-- BEGIN --

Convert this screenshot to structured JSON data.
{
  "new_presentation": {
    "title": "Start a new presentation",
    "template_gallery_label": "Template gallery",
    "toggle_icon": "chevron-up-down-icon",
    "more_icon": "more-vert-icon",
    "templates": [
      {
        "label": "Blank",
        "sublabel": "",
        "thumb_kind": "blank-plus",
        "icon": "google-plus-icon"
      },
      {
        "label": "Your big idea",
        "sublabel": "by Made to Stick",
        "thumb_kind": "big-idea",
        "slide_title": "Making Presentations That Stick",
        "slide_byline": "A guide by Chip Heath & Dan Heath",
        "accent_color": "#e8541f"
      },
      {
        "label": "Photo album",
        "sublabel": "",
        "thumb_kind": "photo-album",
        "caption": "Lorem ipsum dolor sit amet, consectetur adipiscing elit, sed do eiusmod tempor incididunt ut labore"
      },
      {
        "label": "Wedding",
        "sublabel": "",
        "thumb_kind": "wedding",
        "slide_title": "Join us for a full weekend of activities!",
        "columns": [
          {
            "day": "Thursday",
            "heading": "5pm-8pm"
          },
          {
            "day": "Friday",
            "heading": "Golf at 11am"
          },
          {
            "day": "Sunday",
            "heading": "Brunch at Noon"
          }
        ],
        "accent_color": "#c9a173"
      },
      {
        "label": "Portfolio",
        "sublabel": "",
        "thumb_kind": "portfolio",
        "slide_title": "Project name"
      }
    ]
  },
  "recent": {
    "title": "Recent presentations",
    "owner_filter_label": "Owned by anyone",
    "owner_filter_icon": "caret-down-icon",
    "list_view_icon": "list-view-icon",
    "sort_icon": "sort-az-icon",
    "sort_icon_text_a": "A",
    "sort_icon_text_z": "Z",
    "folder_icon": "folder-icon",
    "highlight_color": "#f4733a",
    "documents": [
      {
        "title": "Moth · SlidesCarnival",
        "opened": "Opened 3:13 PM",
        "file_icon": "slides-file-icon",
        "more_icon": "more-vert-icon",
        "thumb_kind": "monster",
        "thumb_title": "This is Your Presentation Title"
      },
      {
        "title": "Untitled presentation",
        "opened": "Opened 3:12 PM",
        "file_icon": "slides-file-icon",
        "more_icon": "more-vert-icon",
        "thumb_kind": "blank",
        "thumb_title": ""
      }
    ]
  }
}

-- END --

The answer is the number of lines in the preceding material that hold "Opened"; write that number and nothing else.

2